◆ PROBLEM DETAILS ◆
Show, in full, each line of the data that contains "width".

(Entries from a visual dataset)
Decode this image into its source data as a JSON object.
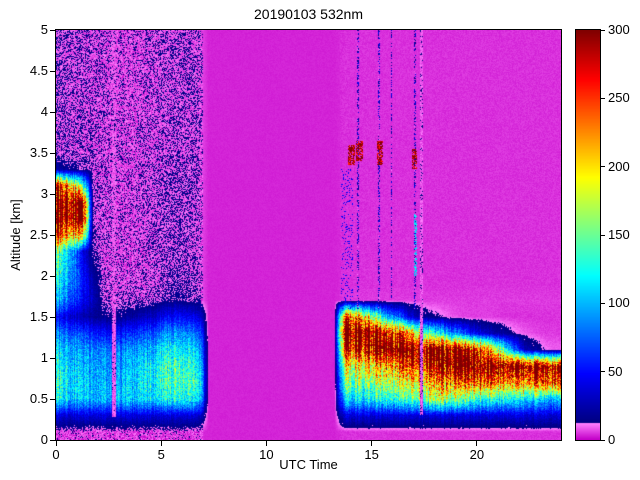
{
  "chart_data": {
    "type": "heatmap",
    "title": "20190103 532nm",
    "xlabel": "UTC Time",
    "ylabel": "Altitude [km]",
    "xlim": [
      0,
      24
    ],
    "ylim": [
      0,
      5
    ],
    "xticks": [
      0,
      5,
      10,
      15,
      20
    ],
    "yticks": [
      0,
      0.5,
      1,
      1.5,
      2,
      2.5,
      3,
      3.5,
      4,
      4.5,
      5
    ],
    "colorbar": {
      "min": 0,
      "max": 300,
      "ticks": [
        0,
        50,
        100,
        150,
        200,
        250,
        300
      ]
    },
    "colormap": {
      "name": "jet-with-magenta-low",
      "magenta_max": 12,
      "magenta_low": "#c300c8",
      "magenta_high": "#ff82ff"
    },
    "grid": {
      "t0": 0,
      "dt": 0.5,
      "alt0": 0,
      "dalt": 0.2,
      "order": "bottom-up",
      "values": [
        [
          4,
          4,
          4,
          4,
          4,
          4,
          4,
          4,
          4,
          4,
          4,
          4,
          4,
          4,
          3,
          3,
          3,
          3,
          3,
          3,
          3,
          3,
          3,
          3,
          3,
          3,
          3,
          4,
          4,
          4,
          4,
          4,
          4,
          4,
          4,
          4,
          4,
          4,
          4,
          4,
          4,
          4,
          4,
          4,
          4,
          4,
          4,
          4
        ],
        [
          38,
          38,
          38,
          38,
          38,
          38,
          38,
          38,
          38,
          38,
          38,
          38,
          38,
          38,
          3,
          3,
          3,
          3,
          3,
          3,
          3,
          3,
          3,
          3,
          3,
          3,
          3,
          38,
          38,
          38,
          38,
          38,
          38,
          38,
          38,
          38,
          38,
          38,
          38,
          38,
          38,
          38,
          38,
          38,
          38,
          38,
          38,
          38
        ],
        [
          120,
          110,
          105,
          100,
          100,
          100,
          105,
          105,
          110,
          115,
          120,
          125,
          125,
          120,
          3,
          3,
          3,
          3,
          3,
          3,
          3,
          3,
          3,
          3,
          3,
          3,
          3,
          110,
          115,
          120,
          125,
          130,
          135,
          140,
          150,
          160,
          170,
          160,
          150,
          140,
          135,
          130,
          125,
          120,
          115,
          110,
          108,
          105
        ],
        [
          130,
          115,
          105,
          100,
          95,
          95,
          100,
          105,
          115,
          125,
          135,
          140,
          140,
          135,
          3,
          3,
          3,
          3,
          3,
          3,
          3,
          3,
          3,
          3,
          3,
          3,
          3,
          150,
          155,
          160,
          165,
          170,
          180,
          190,
          200,
          210,
          220,
          230,
          240,
          245,
          250,
          240,
          230,
          220,
          230,
          240,
          250,
          255
        ],
        [
          120,
          110,
          100,
          95,
          90,
          90,
          95,
          100,
          110,
          120,
          130,
          135,
          130,
          125,
          3,
          3,
          3,
          3,
          3,
          3,
          3,
          3,
          3,
          3,
          3,
          3,
          3,
          185,
          190,
          200,
          210,
          220,
          235,
          250,
          260,
          270,
          280,
          295,
          300,
          300,
          300,
          300,
          300,
          300,
          300,
          300,
          295,
          290
        ],
        [
          110,
          100,
          90,
          85,
          80,
          80,
          85,
          90,
          95,
          105,
          115,
          120,
          115,
          110,
          3,
          3,
          3,
          3,
          3,
          3,
          3,
          3,
          3,
          3,
          3,
          3,
          3,
          260,
          270,
          280,
          295,
          300,
          300,
          300,
          300,
          300,
          300,
          300,
          290,
          280,
          260,
          200,
          150,
          80,
          30,
          20,
          10,
          8
        ],
        [
          85,
          75,
          65,
          55,
          50,
          50,
          55,
          60,
          65,
          75,
          85,
          90,
          85,
          80,
          3,
          3,
          3,
          3,
          3,
          3,
          3,
          3,
          3,
          3,
          3,
          3,
          3,
          300,
          300,
          300,
          290,
          270,
          260,
          220,
          180,
          140,
          120,
          90,
          80,
          50,
          40,
          25,
          20,
          12,
          8,
          6,
          5,
          5
        ],
        [
          45,
          35,
          25,
          20,
          15,
          15,
          18,
          22,
          28,
          35,
          45,
          50,
          45,
          40,
          3,
          3,
          3,
          3,
          3,
          3,
          3,
          3,
          3,
          3,
          3,
          3,
          3,
          250,
          230,
          200,
          150,
          100,
          80,
          40,
          25,
          15,
          12,
          8,
          6,
          5,
          5,
          5,
          4,
          4,
          4,
          4,
          4,
          4
        ],
        [
          95,
          70,
          45,
          30,
          10,
          8,
          8,
          8,
          8,
          10,
          12,
          15,
          12,
          10,
          3,
          3,
          3,
          3,
          3,
          3,
          3,
          3,
          3,
          3,
          3,
          3,
          3,
          5,
          5,
          5,
          5,
          5,
          5,
          5,
          5,
          5,
          5,
          5,
          5,
          5,
          5,
          5,
          5,
          5,
          5,
          5,
          5,
          5
        ],
        [
          110,
          85,
          55,
          25,
          8,
          7,
          7,
          7,
          7,
          8,
          10,
          12,
          10,
          8,
          3,
          3,
          3,
          3,
          3,
          3,
          3,
          3,
          3,
          3,
          3,
          3,
          3,
          4,
          4,
          4,
          4,
          4,
          4,
          4,
          4,
          4,
          4,
          4,
          4,
          4,
          4,
          4,
          4,
          4,
          4,
          4,
          4,
          4
        ],
        [
          130,
          95,
          50,
          18,
          7,
          6,
          6,
          6,
          7,
          8,
          9,
          10,
          9,
          8,
          3,
          3,
          3,
          3,
          3,
          3,
          3,
          3,
          3,
          3,
          3,
          3,
          3,
          4,
          4,
          4,
          4,
          4,
          4,
          4,
          4,
          4,
          4,
          4,
          4,
          4,
          4,
          4,
          4,
          4,
          4,
          4,
          4,
          4
        ],
        [
          140,
          100,
          40,
          12,
          7,
          6,
          6,
          6,
          7,
          8,
          9,
          10,
          9,
          8,
          3,
          3,
          3,
          3,
          3,
          3,
          3,
          3,
          3,
          3,
          3,
          3,
          3,
          4,
          4,
          4,
          4,
          4,
          4,
          4,
          4,
          4,
          4,
          4,
          4,
          4,
          4,
          4,
          4,
          4,
          4,
          4,
          4,
          4
        ],
        [
          250,
          230,
          200,
          10,
          7,
          6,
          6,
          6,
          7,
          8,
          9,
          9,
          9,
          8,
          3,
          3,
          3,
          3,
          3,
          3,
          3,
          3,
          3,
          3,
          3,
          3,
          3,
          4,
          4,
          4,
          4,
          4,
          4,
          4,
          4,
          4,
          4,
          4,
          4,
          4,
          4,
          4,
          4,
          4,
          4,
          4,
          4,
          4
        ],
        [
          300,
          300,
          300,
          8,
          7,
          6,
          6,
          6,
          7,
          8,
          9,
          9,
          9,
          8,
          3,
          3,
          3,
          3,
          3,
          3,
          3,
          3,
          3,
          3,
          3,
          3,
          3,
          4,
          4,
          4,
          4,
          4,
          4,
          4,
          4,
          4,
          4,
          4,
          4,
          4,
          4,
          4,
          4,
          4,
          4,
          4,
          4,
          4
        ],
        [
          300,
          300,
          300,
          8,
          7,
          6,
          6,
          6,
          7,
          8,
          9,
          9,
          9,
          8,
          3,
          3,
          3,
          3,
          3,
          3,
          3,
          3,
          3,
          3,
          3,
          3,
          3,
          4,
          4,
          4,
          4,
          4,
          4,
          4,
          4,
          4,
          4,
          4,
          4,
          4,
          4,
          4,
          4,
          4,
          4,
          4,
          4,
          4
        ],
        [
          260,
          220,
          150,
          8,
          7,
          6,
          6,
          6,
          7,
          8,
          9,
          9,
          9,
          8,
          3,
          3,
          3,
          3,
          3,
          3,
          3,
          3,
          3,
          3,
          3,
          3,
          3,
          4,
          4,
          4,
          4,
          4,
          4,
          4,
          4,
          4,
          4,
          4,
          4,
          4,
          4,
          4,
          4,
          4,
          4,
          4,
          4,
          4
        ],
        [
          20,
          15,
          10,
          8,
          7,
          6,
          6,
          6,
          7,
          8,
          9,
          9,
          9,
          8,
          3,
          3,
          3,
          3,
          3,
          3,
          3,
          3,
          3,
          3,
          3,
          3,
          3,
          4,
          4,
          4,
          4,
          4,
          4,
          4,
          4,
          4,
          4,
          4,
          4,
          4,
          4,
          4,
          4,
          4,
          4,
          4,
          4,
          4
        ],
        [
          9,
          8,
          8,
          7,
          7,
          6,
          6,
          6,
          7,
          7,
          8,
          8,
          8,
          8,
          3,
          3,
          3,
          3,
          3,
          3,
          3,
          3,
          3,
          3,
          3,
          3,
          3,
          4,
          4,
          4,
          4,
          4,
          4,
          4,
          4,
          4,
          4,
          4,
          4,
          4,
          4,
          4,
          4,
          4,
          4,
          4,
          4,
          4
        ],
        [
          9,
          8,
          8,
          7,
          7,
          6,
          6,
          6,
          7,
          7,
          8,
          8,
          8,
          8,
          3,
          3,
          3,
          3,
          3,
          3,
          3,
          3,
          3,
          3,
          3,
          3,
          3,
          4,
          4,
          4,
          4,
          4,
          4,
          4,
          4,
          4,
          4,
          4,
          4,
          4,
          4,
          4,
          4,
          4,
          4,
          4,
          4,
          4
        ],
        [
          9,
          8,
          8,
          7,
          7,
          6,
          6,
          6,
          7,
          7,
          8,
          8,
          8,
          8,
          3,
          3,
          3,
          3,
          3,
          3,
          3,
          3,
          3,
          3,
          3,
          3,
          3,
          4,
          4,
          4,
          4,
          4,
          4,
          4,
          4,
          4,
          4,
          4,
          4,
          4,
          4,
          4,
          4,
          4,
          4,
          4,
          4,
          4
        ],
        [
          9,
          8,
          8,
          7,
          7,
          6,
          6,
          6,
          7,
          7,
          8,
          8,
          8,
          8,
          3,
          3,
          3,
          3,
          3,
          3,
          3,
          3,
          3,
          3,
          3,
          3,
          3,
          4,
          4,
          4,
          4,
          4,
          4,
          4,
          4,
          4,
          4,
          4,
          4,
          4,
          4,
          4,
          4,
          4,
          4,
          4,
          4,
          4
        ],
        [
          9,
          8,
          8,
          7,
          7,
          6,
          6,
          6,
          7,
          7,
          8,
          8,
          8,
          8,
          3,
          3,
          3,
          3,
          3,
          3,
          3,
          3,
          3,
          3,
          3,
          3,
          3,
          4,
          4,
          4,
          4,
          4,
          4,
          4,
          4,
          4,
          4,
          4,
          4,
          4,
          4,
          4,
          4,
          4,
          4,
          4,
          4,
          4
        ],
        [
          9,
          8,
          8,
          7,
          7,
          6,
          6,
          6,
          7,
          7,
          8,
          8,
          8,
          8,
          3,
          3,
          3,
          3,
          3,
          3,
          3,
          3,
          3,
          3,
          3,
          3,
          3,
          4,
          4,
          4,
          4,
          4,
          4,
          4,
          4,
          4,
          4,
          4,
          4,
          4,
          4,
          4,
          4,
          4,
          4,
          4,
          4,
          4
        ],
        [
          9,
          8,
          8,
          7,
          7,
          6,
          6,
          6,
          7,
          7,
          8,
          8,
          8,
          8,
          3,
          3,
          3,
          3,
          3,
          3,
          3,
          3,
          3,
          3,
          3,
          3,
          3,
          4,
          4,
          4,
          4,
          4,
          4,
          4,
          4,
          4,
          4,
          4,
          4,
          4,
          4,
          4,
          4,
          4,
          4,
          4,
          4,
          4
        ],
        [
          9,
          8,
          8,
          7,
          7,
          6,
          6,
          6,
          7,
          7,
          8,
          8,
          8,
          8,
          3,
          3,
          3,
          3,
          3,
          3,
          3,
          3,
          3,
          3,
          3,
          3,
          3,
          4,
          4,
          4,
          4,
          4,
          4,
          4,
          4,
          4,
          4,
          4,
          4,
          4,
          4,
          4,
          4,
          4,
          4,
          4,
          4,
          4
        ]
      ]
    },
    "noise_regions": [
      {
        "t": [
          0,
          7
        ],
        "amp": 14
      },
      {
        "t": [
          7,
          13.5
        ],
        "amp": 1.5
      },
      {
        "t": [
          13.5,
          24
        ],
        "amp": 3
      }
    ],
    "stripes": [
      {
        "type": "gap",
        "t": 2.75,
        "width": 0.18,
        "alt": [
          0.28,
          5
        ]
      },
      {
        "type": "gap",
        "t": 17.35,
        "width": 0.14,
        "alt": [
          0.3,
          5
        ]
      },
      {
        "type": "noise",
        "t": 14.35,
        "width": 0.12,
        "alt": [
          1.6,
          5
        ]
      },
      {
        "type": "noise",
        "t": 15.35,
        "width": 0.1,
        "alt": [
          1.6,
          5
        ]
      },
      {
        "type": "noise",
        "t": 15.95,
        "width": 0.08,
        "alt": [
          1.6,
          5
        ]
      },
      {
        "type": "noise",
        "t": 17.05,
        "width": 0.1,
        "alt": [
          1.6,
          5
        ]
      }
    ],
    "specks": [
      {
        "t": [
          13.9,
          14.2
        ],
        "alt": [
          3.35,
          3.6
        ],
        "value": 295,
        "density": 0.7
      },
      {
        "t": [
          14.25,
          14.6
        ],
        "alt": [
          3.4,
          3.65
        ],
        "value": 295,
        "density": 0.7
      },
      {
        "t": [
          15.25,
          15.55
        ],
        "alt": [
          3.35,
          3.65
        ],
        "value": 295,
        "density": 0.7
      },
      {
        "t": [
          16.9,
          17.15
        ],
        "alt": [
          3.3,
          3.55
        ],
        "value": 290,
        "density": 0.7
      },
      {
        "t": [
          17.0,
          17.15
        ],
        "alt": [
          2.0,
          2.75
        ],
        "value": 110,
        "density": 0.5
      },
      {
        "t": [
          13.55,
          14.1
        ],
        "alt": [
          1.6,
          3.3
        ],
        "value": 45,
        "density": 0.12
      }
    ]
  }
}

◆ RESPONSE FOR THIS EXERCISE ◆
        "width": 0.18,
        "width": 0.14,
        "width": 0.12,
        "width": 0.1,
        "width": 0.08,
        "width": 0.1,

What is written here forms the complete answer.